> [Job]: Below is a block of records; repeat each one exactly.
-- begin Entries shown --
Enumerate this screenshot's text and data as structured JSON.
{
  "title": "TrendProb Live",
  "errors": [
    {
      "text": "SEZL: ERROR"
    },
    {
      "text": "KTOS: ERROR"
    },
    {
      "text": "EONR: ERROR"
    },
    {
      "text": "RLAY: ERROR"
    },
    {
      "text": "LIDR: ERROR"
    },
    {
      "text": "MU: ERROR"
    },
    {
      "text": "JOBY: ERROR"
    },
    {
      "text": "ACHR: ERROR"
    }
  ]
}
-- end Entries shown --
> [Exercise answer]:
Enumerate this screenshot's text and data as structured JSON.
{
  "title": "TrendProb Live",
  "errors": [
    {
      "text": "SEZL: ERROR"
    },
    {
      "text": "KTOS: ERROR"
    },
    {
      "text": "EONR: ERROR"
    },
    {
      "text": "RLAY: ERROR"
    },
    {
      "text": "LIDR: ERROR"
    },
    {
      "text": "MU: ERROR"
    },
    {
      "text": "JOBY: ERROR"
    },
    {
      "text": "ACHR: ERROR"
    }
  ]
}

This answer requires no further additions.